# TASK DIRECTIONS
Copy every line of the entries that includes the word "gabardine".

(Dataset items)
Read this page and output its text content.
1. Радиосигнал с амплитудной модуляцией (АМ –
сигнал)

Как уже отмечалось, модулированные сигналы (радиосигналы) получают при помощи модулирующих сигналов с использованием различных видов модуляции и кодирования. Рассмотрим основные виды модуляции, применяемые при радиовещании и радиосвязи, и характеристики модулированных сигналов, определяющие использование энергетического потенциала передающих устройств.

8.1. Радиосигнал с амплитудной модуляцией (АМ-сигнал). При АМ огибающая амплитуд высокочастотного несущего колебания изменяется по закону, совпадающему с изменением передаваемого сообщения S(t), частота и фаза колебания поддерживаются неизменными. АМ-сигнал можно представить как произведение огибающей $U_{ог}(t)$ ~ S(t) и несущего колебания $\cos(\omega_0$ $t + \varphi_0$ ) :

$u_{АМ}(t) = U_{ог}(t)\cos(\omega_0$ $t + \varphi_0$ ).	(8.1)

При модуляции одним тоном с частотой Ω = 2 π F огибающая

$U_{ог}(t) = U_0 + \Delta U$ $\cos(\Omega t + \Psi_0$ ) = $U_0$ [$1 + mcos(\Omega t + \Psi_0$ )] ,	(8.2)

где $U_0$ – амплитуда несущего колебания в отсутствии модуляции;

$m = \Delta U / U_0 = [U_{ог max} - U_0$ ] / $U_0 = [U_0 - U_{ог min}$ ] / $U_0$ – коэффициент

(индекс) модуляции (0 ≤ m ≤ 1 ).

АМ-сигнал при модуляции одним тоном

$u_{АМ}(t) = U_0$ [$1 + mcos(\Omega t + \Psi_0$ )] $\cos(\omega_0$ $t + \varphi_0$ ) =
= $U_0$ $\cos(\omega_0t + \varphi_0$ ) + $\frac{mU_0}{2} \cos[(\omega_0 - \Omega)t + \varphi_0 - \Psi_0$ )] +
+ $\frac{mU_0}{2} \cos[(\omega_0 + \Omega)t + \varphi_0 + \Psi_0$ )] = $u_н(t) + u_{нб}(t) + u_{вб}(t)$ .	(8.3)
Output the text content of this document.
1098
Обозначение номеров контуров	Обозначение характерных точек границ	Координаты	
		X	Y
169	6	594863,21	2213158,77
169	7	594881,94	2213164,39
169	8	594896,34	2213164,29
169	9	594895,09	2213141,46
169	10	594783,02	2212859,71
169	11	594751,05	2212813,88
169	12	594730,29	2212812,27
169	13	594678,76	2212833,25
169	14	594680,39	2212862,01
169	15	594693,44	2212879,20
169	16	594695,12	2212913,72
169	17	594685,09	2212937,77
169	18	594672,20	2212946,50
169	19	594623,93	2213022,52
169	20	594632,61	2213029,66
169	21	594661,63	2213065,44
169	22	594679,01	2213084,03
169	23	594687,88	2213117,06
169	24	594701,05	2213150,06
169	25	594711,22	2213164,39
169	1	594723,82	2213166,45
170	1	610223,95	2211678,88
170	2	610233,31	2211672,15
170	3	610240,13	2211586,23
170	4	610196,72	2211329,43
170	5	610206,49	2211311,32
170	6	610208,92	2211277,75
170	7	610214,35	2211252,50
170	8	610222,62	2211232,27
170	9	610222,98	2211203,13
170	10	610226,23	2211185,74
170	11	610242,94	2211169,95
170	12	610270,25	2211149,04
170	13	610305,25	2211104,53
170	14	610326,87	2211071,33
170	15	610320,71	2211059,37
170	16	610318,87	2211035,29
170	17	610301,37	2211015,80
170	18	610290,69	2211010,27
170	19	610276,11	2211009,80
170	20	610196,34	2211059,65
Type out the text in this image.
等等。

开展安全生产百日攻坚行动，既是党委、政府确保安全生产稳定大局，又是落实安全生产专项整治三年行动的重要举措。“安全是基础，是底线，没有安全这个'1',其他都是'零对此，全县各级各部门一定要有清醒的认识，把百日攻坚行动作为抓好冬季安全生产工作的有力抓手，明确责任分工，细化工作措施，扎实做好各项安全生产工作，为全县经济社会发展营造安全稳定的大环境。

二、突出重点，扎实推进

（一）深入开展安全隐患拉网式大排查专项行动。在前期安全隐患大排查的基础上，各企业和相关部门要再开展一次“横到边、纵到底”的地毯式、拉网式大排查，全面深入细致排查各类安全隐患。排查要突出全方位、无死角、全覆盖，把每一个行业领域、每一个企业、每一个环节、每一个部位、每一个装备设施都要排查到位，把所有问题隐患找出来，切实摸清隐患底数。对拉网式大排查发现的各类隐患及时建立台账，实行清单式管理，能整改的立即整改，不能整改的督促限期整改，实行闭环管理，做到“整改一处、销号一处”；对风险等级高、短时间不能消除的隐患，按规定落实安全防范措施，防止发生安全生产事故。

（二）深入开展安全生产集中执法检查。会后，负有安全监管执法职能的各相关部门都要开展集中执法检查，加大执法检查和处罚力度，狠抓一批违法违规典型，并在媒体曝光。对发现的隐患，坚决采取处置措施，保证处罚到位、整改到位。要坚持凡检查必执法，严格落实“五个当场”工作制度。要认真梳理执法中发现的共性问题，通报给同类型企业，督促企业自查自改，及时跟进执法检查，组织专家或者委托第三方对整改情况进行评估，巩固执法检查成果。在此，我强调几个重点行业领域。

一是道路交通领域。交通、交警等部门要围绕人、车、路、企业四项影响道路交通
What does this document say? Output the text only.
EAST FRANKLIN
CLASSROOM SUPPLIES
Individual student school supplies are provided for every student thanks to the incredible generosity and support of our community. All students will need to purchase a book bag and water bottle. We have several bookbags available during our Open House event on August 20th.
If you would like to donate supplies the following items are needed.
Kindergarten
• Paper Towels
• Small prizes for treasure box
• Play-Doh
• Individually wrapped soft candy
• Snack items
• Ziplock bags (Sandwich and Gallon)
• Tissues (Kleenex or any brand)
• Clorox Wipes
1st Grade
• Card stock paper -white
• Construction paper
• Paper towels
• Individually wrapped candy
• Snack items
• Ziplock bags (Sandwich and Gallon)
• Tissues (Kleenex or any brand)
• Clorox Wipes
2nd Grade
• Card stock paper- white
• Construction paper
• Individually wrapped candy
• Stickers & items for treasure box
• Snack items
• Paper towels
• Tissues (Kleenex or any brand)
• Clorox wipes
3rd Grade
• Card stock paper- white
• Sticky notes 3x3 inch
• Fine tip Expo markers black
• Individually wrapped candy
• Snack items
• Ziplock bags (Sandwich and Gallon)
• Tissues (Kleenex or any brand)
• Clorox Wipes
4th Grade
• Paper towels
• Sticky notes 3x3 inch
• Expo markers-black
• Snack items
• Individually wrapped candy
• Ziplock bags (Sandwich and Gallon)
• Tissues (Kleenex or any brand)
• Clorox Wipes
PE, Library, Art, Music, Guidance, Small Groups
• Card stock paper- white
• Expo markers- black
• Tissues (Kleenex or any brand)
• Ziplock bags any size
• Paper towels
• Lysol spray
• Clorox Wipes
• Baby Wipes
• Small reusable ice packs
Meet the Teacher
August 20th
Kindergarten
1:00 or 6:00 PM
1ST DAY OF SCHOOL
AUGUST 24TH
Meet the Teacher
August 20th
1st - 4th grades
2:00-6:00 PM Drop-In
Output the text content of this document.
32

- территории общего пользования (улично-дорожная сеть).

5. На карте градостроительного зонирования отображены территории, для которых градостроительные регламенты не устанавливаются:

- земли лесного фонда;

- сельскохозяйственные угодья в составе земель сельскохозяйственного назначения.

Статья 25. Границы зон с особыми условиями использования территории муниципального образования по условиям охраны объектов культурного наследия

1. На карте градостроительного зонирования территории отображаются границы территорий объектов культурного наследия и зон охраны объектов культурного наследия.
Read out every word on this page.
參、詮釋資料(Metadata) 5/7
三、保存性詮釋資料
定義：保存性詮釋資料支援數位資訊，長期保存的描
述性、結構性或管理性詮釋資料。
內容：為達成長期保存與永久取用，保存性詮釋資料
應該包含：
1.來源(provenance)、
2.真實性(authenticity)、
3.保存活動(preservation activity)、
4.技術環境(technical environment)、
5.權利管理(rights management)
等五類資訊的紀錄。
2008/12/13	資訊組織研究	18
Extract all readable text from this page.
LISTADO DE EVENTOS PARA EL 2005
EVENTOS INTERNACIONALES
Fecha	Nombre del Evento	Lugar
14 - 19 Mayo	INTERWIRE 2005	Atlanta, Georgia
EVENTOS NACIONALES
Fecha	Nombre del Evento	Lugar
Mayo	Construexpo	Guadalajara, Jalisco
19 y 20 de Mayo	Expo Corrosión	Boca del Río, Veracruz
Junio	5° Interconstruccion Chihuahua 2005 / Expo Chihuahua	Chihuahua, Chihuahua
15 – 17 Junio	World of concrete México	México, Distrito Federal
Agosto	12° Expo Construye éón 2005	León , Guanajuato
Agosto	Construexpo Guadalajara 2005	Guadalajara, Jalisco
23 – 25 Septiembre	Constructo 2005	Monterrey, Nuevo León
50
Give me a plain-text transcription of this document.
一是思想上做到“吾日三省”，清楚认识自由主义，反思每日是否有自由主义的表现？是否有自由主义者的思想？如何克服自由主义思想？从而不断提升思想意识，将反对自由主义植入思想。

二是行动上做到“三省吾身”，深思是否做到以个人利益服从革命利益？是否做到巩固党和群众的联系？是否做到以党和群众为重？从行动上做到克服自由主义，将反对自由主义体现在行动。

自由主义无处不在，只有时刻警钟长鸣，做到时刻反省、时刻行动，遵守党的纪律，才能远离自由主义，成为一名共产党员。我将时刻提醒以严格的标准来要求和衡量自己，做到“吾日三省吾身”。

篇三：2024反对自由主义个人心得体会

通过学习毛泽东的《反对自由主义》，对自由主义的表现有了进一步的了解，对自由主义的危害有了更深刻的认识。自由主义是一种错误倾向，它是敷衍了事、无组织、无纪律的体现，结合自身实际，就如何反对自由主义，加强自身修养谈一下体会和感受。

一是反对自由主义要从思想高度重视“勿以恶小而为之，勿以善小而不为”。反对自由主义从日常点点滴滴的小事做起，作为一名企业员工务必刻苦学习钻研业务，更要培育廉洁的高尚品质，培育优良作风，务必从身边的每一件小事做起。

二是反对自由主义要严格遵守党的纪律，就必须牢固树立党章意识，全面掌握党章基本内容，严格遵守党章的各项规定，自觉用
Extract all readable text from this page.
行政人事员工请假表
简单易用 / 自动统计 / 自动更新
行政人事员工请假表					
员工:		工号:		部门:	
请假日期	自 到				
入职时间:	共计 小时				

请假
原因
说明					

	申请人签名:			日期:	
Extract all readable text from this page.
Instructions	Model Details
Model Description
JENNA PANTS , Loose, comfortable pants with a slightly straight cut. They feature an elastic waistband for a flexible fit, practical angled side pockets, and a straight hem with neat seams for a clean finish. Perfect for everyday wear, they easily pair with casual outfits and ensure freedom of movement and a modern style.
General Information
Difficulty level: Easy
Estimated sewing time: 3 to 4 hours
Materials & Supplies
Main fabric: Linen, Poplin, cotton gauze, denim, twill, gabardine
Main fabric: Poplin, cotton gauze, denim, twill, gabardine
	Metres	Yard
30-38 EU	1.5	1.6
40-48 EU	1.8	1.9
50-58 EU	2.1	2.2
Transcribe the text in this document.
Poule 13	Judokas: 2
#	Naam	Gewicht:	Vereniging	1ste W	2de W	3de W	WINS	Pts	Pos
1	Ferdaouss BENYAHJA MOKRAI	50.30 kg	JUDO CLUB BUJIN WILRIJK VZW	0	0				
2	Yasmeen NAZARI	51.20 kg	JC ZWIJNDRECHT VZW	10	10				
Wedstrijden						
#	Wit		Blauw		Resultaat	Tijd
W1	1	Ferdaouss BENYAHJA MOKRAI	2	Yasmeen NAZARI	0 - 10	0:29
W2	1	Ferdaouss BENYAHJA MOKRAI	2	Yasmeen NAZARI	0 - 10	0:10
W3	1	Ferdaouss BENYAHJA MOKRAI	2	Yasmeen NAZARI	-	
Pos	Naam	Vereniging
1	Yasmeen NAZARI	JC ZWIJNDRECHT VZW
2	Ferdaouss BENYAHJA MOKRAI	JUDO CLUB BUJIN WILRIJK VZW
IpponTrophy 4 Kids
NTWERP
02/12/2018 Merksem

# ANSWER TO THE PROBLEM
Main fabric: Linen, Poplin, cotton gauze, denim, twill, gabardine
Main fabric: Poplin, cotton gauze, denim, twill, gabardine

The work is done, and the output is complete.